**Records to use:**
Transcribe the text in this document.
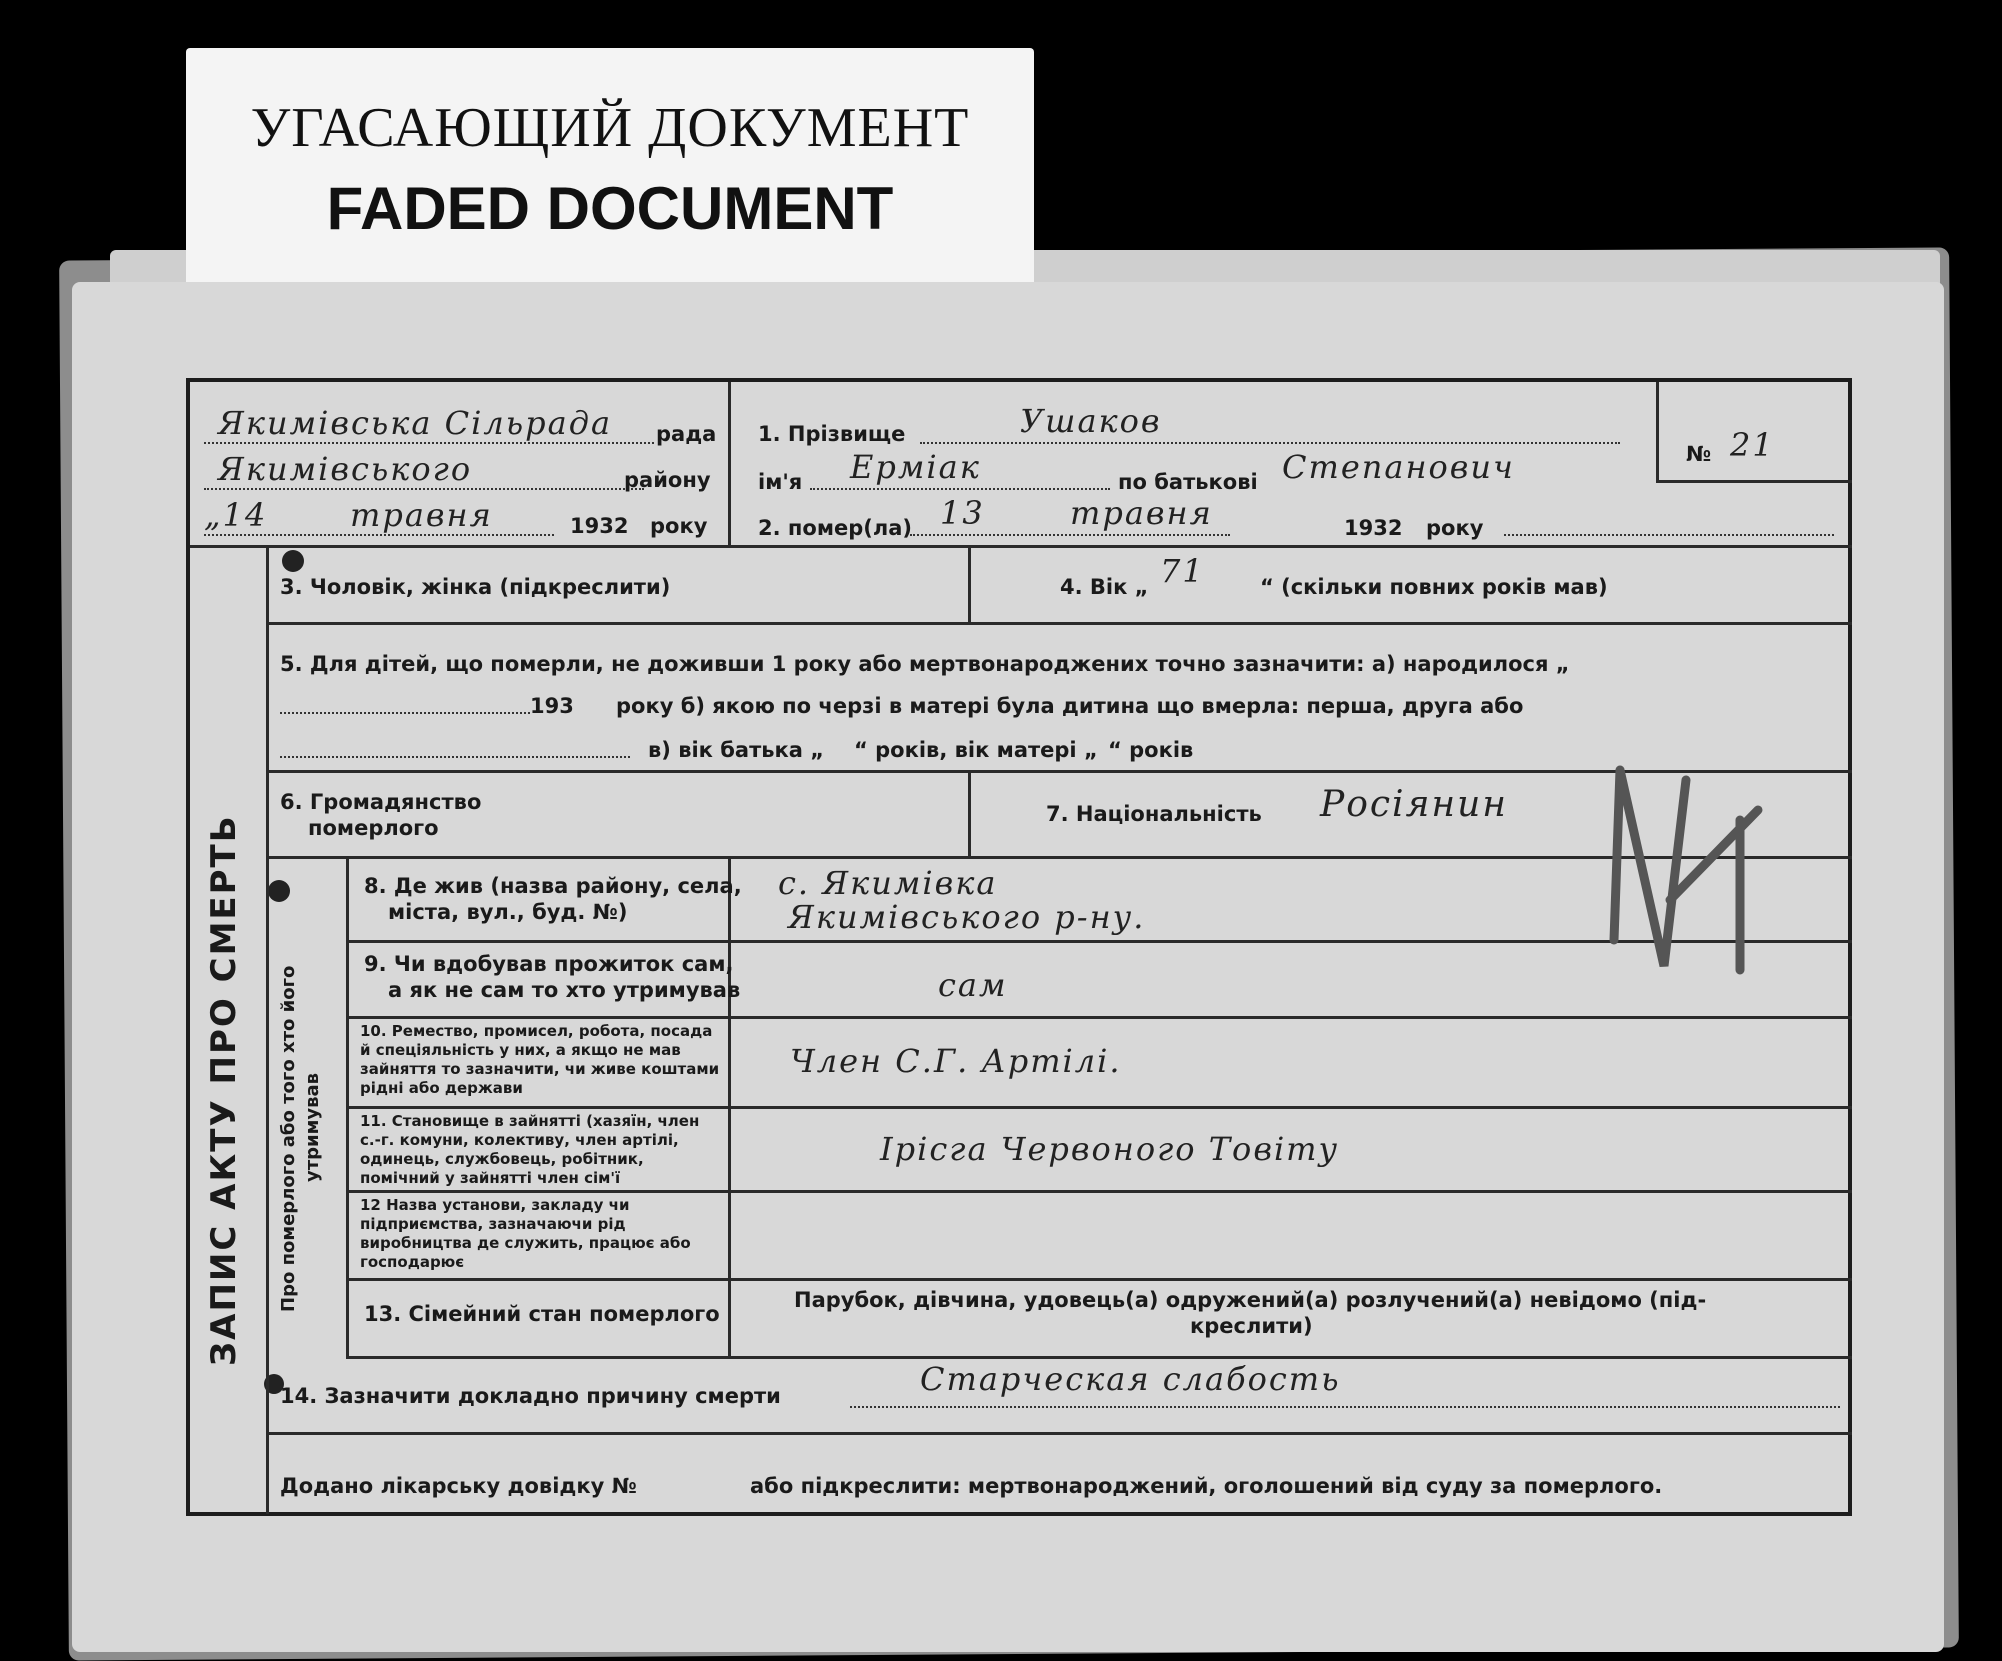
УГАСАЮЩИЙ ДОКУМЕНТ
FADED DOCUMENT
ЗАПИС АКТУ ПРО СМЕРТЬ Про померлого або того хто його утримував
Якимівська Сільрада рада
Якимівського	району
„14	травня	1932 року
1. Прізвище	Ушаков
ім'я Ерміак	по батькові Степанович
2. помер(ла) 13	травня	1932 року
№ 21
3. Чоловік, жінка (підкреслити)	4. Вік „ 71	“ (скільки повних років мав)
5. Для дітей, що померли, не доживши 1 року або мертвонароджених точно зазначити: а) народилося „
193 року б) якою по черзі в матері була дитина що вмерла: перша, друга або
в) вік батька „ “ років, вік матері „ “ років
6. Громадянство
померлого
7. Національність Росіянин
8. Де жив (назва району, села,
міста, вул., буд. №)
с. Якимівка
Якимівського р-ну.
9. Чи вдобував прожиток сам,
а як не сам то хто утримував	сам
10. Ремество, промисел, робота, посада й спеціяльність у них, а якщо не мав зайняття то зазначити, чи живе коштами рідні або держави
Член С.Г. Артілі.
11. Становище в зайнятті (хазяїн, член с.-г. комуни, колективу, член артілі, одинець, службовець, робітник, помічний у зайнятті член сім'ї
Ірісга Червоного Товіту
12 Назва установи, закладу чи підприємства, зазначаючи рід виробництва де служить, працює або господарює
13. Сімейний стан померлого
Парубок, дівчина, удовець(а) одружений(а) розлучений(а) невідомо (під-
креслити)
14. Зазначити докладно причину смерти	Старческая слабость
Додано лікарську довідку №	або підкреслити: мертвонароджений, оголошений від суду за померлого.
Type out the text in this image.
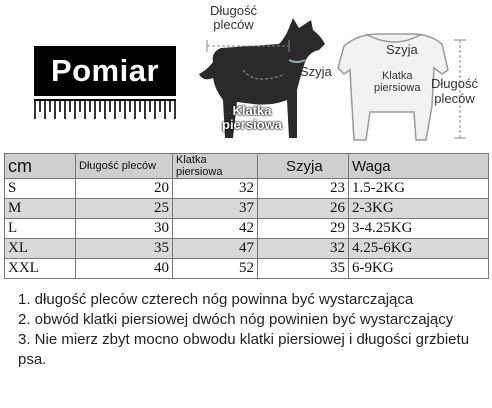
Pomiar
Długość
pleców
Szyja
Klatka
piersiowa
Szyja
Klatka
piersiowa Długość
pleców
cm	Długość pleców	Klatka piersiowa	Szyja	Waga
S	20	32	23	1.5-2KG
M	25	37	26	2-3KG
L	30	42	29	3-4.25KG
XL	35	47	32	4.25-6KG
XXL	40	52	35	6-9KG
1. długość pleców czterech nóg powinna być wystarczająca
2. obwód klatki piersiowej dwóch nóg powinien być wystarczający
3. Nie mierz zbyt mocno obwodu klatki piersiowej i długości grzbietu psa.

**Written problem:** Find the lines above that contain the word "померлого" and collect them.

**Solution to the exercise:**
ЗАПИС АКТУ ПРО СМЕРТЬ Про померлого або того хто його утримував
померлого
13. Сімейний стан померлого
Додано лікарську довідку №	або підкреслити: мертвонароджений, оголошений від суду за померлого.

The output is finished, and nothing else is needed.